*Selected extract*:
Trying to concat two strings that have been allocated using malloc doesn't seem to work, but if the variables are changed to John[4] and Carter[6] then it works?

Are there any alternatives besides changing the variables to "arrays"?

#include <stdio.h>
#include <string.h>
#include <stdlib.h>

int main(void) {
  char* John = malloc(4);
  char* Carter = malloc(7);

  John = "John";
  Carter = "Carter";

  strcat(John, Carter);
  printf("%s\n", John);

  return 0;
}

CodePudding user response：

#include <stdio.h>
#include <string.h>
#include <stdlib.h>

int main(void)
{
    char* John = malloc(11); // This should hold enough space: 10   1 for '\0'
    char* Carter = malloc(7);
    
    strcpy(John, "John");
    strcpy(Carter, "Carter");
    
    strcat(John, Carter);
    printf("%s\n", John);
    
    // Release memory when done
    free(John);
    free(Carter);
}

Output:

JohnCarter

CodePudding user response：

What does a string literal mean?

“John” tells the compiler the store the for letters and a zero byte somewhere, preferably in read-only memory, and give you a pointer to that memory. So what have you done:

1. You allocated a pointer to 4 bytes. Not enough for the string “John”, it needs five bytes. You stored the pointer in the variable John.
2. You stored five bytes “John” in read-only memory, took a pointer to that memory, and stored that pointer in the variable John, overwriting the previous pointer.
3. You called strcat, which tries to copy “Carter” to the end of “John” in read-only memory. Since it’s read-only memory, it crashes. If it didn’t crash, it would write 7 bytes somewhere into memory that is used for something different. That would be worse.

CodePudding user response：

For starters the program produces memory leaks because at first a memory was dynamically allocated

char* John = malloc(4);
char* Carter = malloc(7);

and its addresses were assigned to pointers John and Carter and then these pointers were reassigned with addresses of first characters of string literals.

John = "John";
Carter = "Carter";

So the addresses of the allocated memory are lost.

Moreover the pointer John shall point to a memory large enough to store the concatenated result string.

The program can look the following way

#include <stdio.h>
#include <string.h>
#include <stdlib.h>

int main(void) 
{
    char *John = malloc(12);
    strcpy( John, "John " );

    const char *Carter = "Carter";

    strcat( John, Carter );
    
    printf("%s\n", John);

    free( John );
    
    return 0;
}

Its output is

John Carter

*Extracted records*:
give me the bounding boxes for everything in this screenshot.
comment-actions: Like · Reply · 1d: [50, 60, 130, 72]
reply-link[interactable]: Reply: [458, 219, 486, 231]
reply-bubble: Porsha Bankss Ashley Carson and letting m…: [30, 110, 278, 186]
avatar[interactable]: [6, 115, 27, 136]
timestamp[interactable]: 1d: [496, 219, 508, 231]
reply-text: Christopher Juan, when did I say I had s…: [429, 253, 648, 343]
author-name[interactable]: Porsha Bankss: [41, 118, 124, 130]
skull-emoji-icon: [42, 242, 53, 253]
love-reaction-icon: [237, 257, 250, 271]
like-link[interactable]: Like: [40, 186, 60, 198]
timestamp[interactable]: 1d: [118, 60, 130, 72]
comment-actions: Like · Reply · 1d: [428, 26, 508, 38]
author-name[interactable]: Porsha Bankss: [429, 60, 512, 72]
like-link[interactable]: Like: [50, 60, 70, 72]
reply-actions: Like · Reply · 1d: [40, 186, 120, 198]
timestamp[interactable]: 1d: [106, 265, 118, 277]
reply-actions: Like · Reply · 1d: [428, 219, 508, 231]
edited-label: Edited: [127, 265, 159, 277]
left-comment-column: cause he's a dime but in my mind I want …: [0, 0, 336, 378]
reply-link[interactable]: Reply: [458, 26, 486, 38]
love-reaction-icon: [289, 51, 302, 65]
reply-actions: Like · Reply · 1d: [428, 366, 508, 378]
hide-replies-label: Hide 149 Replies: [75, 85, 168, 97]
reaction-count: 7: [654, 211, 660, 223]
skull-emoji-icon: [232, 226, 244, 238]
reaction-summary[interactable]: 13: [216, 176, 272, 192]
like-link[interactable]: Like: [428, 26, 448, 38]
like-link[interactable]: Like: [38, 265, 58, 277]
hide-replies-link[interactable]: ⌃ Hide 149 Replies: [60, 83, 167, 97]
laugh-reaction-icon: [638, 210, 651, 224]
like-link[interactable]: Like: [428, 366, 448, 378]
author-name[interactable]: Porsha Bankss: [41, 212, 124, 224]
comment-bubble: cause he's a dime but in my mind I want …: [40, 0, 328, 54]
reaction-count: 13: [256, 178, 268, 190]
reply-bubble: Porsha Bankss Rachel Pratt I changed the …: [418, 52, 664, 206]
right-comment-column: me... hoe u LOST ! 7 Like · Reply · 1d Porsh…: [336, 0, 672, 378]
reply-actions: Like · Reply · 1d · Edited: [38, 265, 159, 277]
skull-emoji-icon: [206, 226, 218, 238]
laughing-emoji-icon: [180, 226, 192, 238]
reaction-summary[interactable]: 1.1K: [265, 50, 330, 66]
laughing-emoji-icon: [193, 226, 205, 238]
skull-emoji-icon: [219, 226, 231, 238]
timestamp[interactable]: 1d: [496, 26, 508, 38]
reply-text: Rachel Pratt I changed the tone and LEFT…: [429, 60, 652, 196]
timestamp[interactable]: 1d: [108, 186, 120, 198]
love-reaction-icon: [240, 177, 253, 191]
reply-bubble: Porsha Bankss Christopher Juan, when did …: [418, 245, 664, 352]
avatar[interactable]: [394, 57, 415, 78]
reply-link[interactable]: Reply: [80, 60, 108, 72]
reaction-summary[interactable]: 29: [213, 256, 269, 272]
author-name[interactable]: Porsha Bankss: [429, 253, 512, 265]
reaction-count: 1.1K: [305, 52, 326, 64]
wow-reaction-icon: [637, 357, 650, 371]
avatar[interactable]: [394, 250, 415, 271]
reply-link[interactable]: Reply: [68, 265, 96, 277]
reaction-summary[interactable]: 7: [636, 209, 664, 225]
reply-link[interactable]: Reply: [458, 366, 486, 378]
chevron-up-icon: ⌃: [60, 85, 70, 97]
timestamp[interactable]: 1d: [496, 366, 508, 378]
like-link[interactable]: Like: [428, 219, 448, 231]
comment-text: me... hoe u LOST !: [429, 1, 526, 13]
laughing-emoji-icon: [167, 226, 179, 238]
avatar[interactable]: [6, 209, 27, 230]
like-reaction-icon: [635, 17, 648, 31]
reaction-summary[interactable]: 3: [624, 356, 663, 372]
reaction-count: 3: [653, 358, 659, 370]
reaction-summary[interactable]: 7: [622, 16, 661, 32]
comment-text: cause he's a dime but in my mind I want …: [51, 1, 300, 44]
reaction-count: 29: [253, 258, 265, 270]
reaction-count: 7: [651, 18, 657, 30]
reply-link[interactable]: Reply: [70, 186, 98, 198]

*Direction 1*:
For each statement about the strcat thread, answer yes or no and quote the words of the thread that decide it: (a) The first reply allocates 11 bytes for John. (b) The thread says the string “John” needs four bytes. (c) The program in the last reply outputs John Carter.
*Direction 2*:
In the strcat thread, why does the call to strcat in the original code crash?
*Direction 3*:
In the strcat thread, switch "allocated" to "reserved" and write out everything from "For starters the" down to "memory are lost.".
The entries are not needed for any of this.

*Correct answer 1*:
(a) Yes: "char* John = malloc(11);"
(b) No: "Not enough for the string “John”, it needs five bytes."
(c) Yes: "Its output is" followed by "John Carter"

*Correct answer 2*:
It tries to copy “Carter” to the end of “John”, which is in read-only memory.

*Correct answer 3*:
For starters the program produces memory leaks because at first a memory was dynamically reserved

char* John = malloc(4);
char* Carter = malloc(7);

and its addresses were assigned to pointers John and Carter and then these pointers were reassigned with addresses of first characters of string literals.

John = "John";
Carter = "Carter";

So the addresses of the reserved memory are lost.